-- Begin --
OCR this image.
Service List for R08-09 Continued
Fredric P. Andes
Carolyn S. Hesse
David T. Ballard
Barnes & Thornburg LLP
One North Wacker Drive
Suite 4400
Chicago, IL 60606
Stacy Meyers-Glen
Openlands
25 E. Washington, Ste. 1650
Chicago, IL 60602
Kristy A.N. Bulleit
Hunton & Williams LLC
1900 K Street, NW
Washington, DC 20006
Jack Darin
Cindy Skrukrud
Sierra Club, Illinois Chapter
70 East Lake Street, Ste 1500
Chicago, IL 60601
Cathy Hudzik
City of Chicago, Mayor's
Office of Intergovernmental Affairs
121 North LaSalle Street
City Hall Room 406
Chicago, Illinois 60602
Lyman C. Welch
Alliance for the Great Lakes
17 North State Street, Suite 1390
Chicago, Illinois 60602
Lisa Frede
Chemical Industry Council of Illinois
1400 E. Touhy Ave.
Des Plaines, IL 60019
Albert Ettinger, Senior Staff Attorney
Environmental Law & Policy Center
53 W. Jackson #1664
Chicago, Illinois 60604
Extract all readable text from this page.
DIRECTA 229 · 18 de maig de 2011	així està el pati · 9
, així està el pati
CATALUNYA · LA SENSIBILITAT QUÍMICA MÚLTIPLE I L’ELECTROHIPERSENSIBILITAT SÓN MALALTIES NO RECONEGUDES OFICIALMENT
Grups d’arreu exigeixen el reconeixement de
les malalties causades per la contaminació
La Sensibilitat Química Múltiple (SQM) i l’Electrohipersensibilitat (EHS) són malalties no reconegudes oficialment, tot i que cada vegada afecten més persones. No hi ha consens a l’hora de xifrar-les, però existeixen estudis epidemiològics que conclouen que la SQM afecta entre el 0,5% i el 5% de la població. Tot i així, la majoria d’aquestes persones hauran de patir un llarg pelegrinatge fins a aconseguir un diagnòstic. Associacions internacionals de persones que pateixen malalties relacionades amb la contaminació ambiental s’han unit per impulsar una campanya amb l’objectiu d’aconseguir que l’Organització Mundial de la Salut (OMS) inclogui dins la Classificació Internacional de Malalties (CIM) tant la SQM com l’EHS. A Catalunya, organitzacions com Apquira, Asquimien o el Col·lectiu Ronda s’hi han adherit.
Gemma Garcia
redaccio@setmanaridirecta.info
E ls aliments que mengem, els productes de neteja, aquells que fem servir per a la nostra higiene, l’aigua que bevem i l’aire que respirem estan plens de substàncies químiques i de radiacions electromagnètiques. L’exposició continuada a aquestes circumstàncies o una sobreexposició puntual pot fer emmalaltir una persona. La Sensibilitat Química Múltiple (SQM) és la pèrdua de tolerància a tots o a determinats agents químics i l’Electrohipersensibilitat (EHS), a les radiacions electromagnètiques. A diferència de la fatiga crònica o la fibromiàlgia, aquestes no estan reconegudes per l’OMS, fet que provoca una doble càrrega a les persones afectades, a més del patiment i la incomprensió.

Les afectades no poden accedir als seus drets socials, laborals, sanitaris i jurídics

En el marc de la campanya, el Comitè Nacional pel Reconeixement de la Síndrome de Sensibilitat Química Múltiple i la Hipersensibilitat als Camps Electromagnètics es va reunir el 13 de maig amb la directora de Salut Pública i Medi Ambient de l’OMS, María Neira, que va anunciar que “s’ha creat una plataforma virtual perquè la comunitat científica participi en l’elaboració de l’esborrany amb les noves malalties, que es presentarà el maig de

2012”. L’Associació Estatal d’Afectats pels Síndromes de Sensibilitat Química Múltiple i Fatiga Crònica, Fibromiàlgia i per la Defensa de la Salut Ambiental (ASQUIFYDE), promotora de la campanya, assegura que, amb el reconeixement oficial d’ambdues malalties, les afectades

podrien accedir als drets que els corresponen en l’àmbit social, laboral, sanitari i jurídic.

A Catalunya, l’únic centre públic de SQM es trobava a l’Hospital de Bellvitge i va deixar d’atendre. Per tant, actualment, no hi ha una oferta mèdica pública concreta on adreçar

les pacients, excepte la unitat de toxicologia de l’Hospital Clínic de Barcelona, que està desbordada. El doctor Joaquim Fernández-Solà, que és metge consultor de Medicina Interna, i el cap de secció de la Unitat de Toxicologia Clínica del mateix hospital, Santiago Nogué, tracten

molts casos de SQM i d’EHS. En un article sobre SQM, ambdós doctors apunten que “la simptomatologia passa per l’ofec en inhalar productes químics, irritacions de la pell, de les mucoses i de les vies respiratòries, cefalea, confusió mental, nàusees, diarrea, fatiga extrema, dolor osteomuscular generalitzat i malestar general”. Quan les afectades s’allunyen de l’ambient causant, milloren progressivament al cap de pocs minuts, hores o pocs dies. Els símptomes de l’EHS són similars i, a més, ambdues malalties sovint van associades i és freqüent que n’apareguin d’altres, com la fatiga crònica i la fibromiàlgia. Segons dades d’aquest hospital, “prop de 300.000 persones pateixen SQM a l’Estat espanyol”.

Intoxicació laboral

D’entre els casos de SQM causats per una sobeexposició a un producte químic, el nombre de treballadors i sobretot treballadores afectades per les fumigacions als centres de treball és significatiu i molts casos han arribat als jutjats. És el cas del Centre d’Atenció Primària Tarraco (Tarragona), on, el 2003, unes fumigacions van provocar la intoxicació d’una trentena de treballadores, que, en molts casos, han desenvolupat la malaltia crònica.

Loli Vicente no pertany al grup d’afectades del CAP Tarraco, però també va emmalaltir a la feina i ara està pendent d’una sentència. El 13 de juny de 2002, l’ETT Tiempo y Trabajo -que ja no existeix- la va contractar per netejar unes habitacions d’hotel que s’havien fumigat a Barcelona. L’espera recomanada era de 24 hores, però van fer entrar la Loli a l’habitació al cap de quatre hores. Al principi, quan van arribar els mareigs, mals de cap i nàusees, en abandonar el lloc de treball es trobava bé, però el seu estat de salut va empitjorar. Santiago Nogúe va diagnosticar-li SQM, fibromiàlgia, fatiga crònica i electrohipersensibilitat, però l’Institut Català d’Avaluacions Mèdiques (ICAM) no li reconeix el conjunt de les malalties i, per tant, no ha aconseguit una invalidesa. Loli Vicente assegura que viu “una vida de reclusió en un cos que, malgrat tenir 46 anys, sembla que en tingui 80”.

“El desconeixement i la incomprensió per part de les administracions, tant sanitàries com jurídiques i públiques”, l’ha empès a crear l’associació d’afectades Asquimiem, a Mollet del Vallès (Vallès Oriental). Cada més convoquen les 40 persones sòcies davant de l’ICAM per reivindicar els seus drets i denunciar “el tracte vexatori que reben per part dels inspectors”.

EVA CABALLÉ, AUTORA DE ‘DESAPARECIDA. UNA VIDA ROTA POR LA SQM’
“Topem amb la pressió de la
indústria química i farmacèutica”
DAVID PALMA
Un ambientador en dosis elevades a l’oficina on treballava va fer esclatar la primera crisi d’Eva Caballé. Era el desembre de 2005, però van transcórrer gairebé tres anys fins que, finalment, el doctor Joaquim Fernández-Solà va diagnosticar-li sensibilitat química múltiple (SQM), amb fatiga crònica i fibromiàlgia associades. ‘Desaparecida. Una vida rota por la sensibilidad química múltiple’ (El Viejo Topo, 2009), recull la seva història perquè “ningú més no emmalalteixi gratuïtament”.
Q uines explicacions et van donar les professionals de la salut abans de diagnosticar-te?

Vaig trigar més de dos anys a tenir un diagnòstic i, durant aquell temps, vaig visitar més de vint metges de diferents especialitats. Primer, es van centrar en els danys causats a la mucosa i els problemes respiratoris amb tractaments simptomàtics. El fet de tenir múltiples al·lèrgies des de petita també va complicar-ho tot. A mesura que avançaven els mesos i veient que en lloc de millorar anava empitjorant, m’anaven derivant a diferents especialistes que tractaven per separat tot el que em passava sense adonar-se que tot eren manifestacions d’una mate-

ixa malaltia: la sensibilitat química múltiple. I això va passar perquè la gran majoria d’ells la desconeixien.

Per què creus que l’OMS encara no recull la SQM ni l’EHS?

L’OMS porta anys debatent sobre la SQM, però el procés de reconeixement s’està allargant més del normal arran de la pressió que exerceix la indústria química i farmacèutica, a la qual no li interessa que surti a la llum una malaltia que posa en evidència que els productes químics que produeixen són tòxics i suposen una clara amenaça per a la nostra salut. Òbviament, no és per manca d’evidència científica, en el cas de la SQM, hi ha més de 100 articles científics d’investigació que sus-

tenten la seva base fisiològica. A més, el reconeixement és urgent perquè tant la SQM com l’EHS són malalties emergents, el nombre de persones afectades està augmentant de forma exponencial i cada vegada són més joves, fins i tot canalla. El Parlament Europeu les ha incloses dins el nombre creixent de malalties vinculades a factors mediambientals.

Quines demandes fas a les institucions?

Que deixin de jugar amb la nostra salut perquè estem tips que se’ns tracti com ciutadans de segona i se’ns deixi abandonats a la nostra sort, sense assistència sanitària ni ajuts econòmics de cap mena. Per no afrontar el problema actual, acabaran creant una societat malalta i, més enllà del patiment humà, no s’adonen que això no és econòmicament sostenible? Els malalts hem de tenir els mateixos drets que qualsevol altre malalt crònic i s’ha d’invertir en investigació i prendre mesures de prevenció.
-- End --
Lines containing the word "indústria" are to be counted in the listing; state their number alone.

2